§ WRITTEN EXERCISE:
Show each line in the entries below that contains the word "Pantothenic", treating uppercase and lowercase letters as different.

___ DATA IN THIS EXERCISE ___

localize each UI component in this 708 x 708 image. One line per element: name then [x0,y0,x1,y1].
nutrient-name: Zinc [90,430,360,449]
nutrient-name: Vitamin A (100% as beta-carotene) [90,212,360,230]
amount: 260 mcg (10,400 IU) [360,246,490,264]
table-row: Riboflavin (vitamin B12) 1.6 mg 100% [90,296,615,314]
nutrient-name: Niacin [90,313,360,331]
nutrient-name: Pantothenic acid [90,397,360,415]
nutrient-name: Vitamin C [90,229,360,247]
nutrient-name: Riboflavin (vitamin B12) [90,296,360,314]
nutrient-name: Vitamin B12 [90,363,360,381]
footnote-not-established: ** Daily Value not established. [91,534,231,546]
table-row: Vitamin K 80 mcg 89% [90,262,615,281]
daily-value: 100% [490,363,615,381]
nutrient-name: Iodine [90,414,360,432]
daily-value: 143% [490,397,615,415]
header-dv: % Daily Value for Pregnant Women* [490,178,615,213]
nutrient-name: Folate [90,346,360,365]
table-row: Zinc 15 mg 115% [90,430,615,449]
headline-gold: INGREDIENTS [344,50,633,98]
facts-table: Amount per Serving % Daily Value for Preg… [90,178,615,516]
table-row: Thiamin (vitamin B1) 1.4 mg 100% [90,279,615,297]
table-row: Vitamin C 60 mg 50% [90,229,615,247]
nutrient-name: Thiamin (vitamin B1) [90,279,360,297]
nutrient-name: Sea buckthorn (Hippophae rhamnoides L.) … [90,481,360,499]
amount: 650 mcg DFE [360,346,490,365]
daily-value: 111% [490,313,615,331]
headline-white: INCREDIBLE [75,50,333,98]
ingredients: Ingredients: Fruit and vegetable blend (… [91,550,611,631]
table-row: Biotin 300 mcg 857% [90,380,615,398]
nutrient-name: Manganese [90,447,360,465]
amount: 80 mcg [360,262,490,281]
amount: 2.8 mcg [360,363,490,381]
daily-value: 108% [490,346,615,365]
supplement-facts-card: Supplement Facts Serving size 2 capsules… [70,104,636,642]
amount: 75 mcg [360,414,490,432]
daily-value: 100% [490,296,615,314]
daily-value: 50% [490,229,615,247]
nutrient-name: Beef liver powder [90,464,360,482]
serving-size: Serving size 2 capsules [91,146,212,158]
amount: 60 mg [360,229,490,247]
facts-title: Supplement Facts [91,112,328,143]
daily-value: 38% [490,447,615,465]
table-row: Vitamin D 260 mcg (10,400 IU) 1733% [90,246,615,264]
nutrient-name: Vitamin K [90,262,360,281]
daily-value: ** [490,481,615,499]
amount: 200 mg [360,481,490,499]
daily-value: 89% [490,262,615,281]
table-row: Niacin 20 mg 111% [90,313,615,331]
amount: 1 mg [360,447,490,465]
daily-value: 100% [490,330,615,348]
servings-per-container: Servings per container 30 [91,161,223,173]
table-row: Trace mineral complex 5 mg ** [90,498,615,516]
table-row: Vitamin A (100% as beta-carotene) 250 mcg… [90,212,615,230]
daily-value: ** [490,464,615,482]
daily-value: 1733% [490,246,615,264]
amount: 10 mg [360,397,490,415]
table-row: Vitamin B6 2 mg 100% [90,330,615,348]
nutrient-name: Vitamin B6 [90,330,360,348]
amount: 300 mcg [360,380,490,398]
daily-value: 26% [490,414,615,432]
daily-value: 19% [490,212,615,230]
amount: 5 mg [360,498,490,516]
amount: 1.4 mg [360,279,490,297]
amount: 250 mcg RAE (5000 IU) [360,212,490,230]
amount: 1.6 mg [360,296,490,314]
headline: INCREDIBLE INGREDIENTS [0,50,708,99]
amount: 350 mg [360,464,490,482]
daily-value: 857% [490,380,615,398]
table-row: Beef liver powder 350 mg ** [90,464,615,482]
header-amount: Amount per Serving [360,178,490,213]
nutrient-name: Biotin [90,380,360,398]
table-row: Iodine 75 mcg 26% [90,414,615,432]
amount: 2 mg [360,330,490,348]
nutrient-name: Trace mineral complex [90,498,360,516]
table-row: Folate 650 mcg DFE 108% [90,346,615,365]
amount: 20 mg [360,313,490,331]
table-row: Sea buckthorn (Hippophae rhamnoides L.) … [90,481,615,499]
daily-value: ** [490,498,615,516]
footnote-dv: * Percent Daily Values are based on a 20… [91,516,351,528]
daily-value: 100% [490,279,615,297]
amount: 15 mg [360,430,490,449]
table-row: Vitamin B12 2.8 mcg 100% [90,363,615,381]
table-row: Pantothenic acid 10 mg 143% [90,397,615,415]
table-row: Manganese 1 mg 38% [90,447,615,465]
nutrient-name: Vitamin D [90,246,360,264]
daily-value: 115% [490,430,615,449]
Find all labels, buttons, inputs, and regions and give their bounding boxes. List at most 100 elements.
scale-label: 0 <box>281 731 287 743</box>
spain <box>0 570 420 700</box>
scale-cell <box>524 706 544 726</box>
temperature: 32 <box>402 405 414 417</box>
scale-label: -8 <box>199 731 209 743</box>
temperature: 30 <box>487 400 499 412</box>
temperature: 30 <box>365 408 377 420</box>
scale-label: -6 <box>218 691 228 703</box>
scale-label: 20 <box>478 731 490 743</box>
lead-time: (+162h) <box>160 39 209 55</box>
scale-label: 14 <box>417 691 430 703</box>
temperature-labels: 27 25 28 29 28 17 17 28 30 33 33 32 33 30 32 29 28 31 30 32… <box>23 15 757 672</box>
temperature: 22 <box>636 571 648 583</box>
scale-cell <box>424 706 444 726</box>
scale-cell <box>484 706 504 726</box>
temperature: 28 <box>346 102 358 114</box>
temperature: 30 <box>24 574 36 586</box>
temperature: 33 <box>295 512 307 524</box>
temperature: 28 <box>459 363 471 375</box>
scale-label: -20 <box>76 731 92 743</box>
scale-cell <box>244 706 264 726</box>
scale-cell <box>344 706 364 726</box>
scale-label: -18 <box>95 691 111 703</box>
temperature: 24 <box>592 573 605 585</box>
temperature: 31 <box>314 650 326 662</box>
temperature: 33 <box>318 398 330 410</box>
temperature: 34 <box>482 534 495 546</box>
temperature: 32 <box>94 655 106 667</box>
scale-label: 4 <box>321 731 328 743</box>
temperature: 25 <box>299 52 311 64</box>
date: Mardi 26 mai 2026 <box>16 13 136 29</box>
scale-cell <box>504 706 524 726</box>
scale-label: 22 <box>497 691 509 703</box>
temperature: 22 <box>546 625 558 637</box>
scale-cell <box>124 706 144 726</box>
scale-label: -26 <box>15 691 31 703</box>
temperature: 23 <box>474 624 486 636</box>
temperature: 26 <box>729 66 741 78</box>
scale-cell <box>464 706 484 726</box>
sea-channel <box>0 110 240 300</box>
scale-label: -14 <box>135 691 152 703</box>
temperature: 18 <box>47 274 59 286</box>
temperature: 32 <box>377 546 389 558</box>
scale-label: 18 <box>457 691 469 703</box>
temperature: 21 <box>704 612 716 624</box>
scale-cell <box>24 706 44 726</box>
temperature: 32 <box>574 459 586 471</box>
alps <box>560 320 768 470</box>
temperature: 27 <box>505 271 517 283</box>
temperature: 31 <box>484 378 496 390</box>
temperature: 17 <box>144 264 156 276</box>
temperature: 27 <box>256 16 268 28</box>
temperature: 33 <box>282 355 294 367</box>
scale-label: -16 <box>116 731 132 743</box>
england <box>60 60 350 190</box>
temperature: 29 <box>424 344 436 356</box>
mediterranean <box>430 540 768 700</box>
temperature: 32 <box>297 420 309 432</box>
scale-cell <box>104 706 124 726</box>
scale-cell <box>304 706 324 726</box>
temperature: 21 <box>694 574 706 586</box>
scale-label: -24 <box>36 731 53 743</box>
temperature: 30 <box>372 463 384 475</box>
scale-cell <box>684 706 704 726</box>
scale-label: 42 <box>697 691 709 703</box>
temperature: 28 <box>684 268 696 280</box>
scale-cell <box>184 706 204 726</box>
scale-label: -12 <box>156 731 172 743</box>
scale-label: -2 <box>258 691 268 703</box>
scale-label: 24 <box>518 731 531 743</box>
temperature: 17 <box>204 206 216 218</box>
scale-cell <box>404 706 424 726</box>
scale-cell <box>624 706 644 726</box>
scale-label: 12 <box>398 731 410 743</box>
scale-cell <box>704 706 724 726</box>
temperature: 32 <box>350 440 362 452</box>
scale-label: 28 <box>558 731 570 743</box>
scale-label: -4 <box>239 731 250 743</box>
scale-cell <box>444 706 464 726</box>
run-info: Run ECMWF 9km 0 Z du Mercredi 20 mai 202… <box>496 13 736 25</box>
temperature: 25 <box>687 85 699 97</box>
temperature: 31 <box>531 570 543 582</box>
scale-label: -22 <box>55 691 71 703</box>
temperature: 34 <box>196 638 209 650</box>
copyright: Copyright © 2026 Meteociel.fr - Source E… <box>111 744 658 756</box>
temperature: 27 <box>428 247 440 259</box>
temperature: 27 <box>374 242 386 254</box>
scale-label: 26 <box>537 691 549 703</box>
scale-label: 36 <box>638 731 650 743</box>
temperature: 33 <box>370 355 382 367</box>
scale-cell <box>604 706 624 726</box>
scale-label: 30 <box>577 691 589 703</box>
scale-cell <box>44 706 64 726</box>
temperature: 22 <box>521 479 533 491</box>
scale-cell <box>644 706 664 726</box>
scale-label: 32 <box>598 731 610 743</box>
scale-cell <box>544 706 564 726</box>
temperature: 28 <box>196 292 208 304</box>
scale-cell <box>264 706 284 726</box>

___

§ SOLUTION TO THIS EXERCISE:
nutrient-name: Pantothenic acid [90,397,360,415]
table-row: Pantothenic acid 10 mg 143% [90,397,615,415]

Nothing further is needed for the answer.